In this exercise, return the whole listing exactly, excluding any images.

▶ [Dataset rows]

================================

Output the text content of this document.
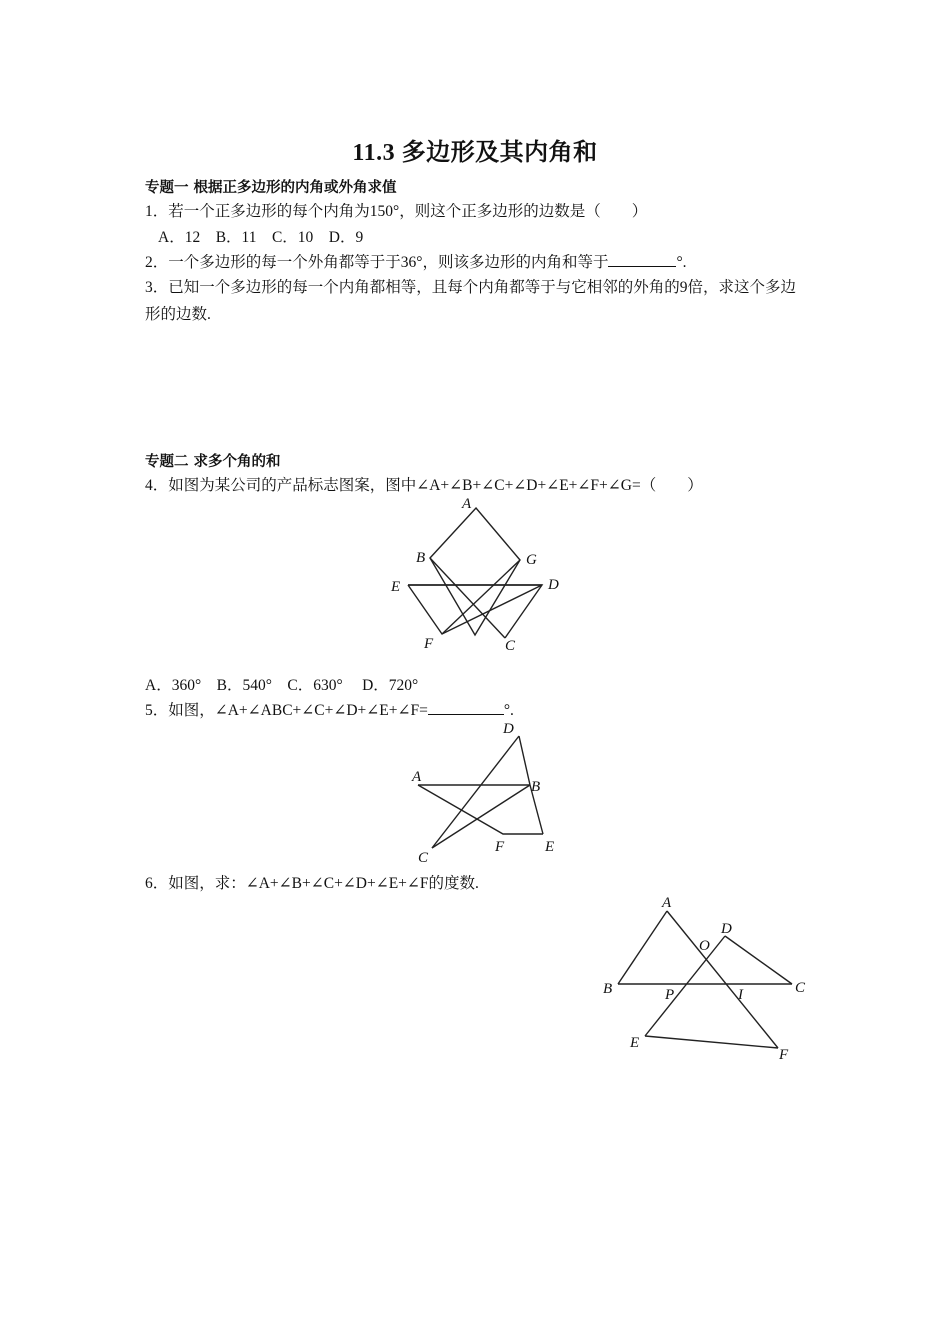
11.3 多边形及其内角和
专题一 根据正多边形的内角或外角求值
1．若一个正多边形的每个内角为150°，则这个正多边形的边数是（　　）
A．12　B．11　C．10　D．9
2．一个多边形的每一个外角都等于于36°，则该多边形的内角和等于	°.
3．已知一个多边形的每一个内角都相等，且每个内角都等于与它相邻的外角的9倍，求这个多边形的边数.
专题二 求多个角的和
4．如图为某公司的产品标志图案，图中∠A+∠B+∠C+∠D+∠E+∠F+∠G=（　　）
A
B	G
E	D
F	C
A．360°　B．540°　C．630°　 D．720°
5．如图，∠A+∠ABC+∠C+∠D+∠E+∠F=	°.
D
A
B
F	E
C
6．如图，求：∠A+∠B+∠C+∠D+∠E+∠F的度数.
A
D
O
B	P	I	C
E
F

================================

▶ [Task output]
Output the text content of this document.
11.3 多边形及其内角和
专题一 根据正多边形的内角或外角求值
1．若一个正多边形的每个内角为150°，则这个正多边形的边数是（　　）
A．12　B．11　C．10　D．9
2．一个多边形的每一个外角都等于于36°，则该多边形的内角和等于	°.
3．已知一个多边形的每一个内角都相等，且每个内角都等于与它相邻的外角的9倍，求这个多边形的边数.
专题二 求多个角的和
4．如图为某公司的产品标志图案，图中∠A+∠B+∠C+∠D+∠E+∠F+∠G=（　　）
A
B	G
E	D
F	C
A．360°　B．540°　C．630°　 D．720°
5．如图，∠A+∠ABC+∠C+∠D+∠E+∠F=	°.
D
A
B
F	E
C
6．如图，求：∠A+∠B+∠C+∠D+∠E+∠F的度数.
A
D
O
B	P	I	C
E
F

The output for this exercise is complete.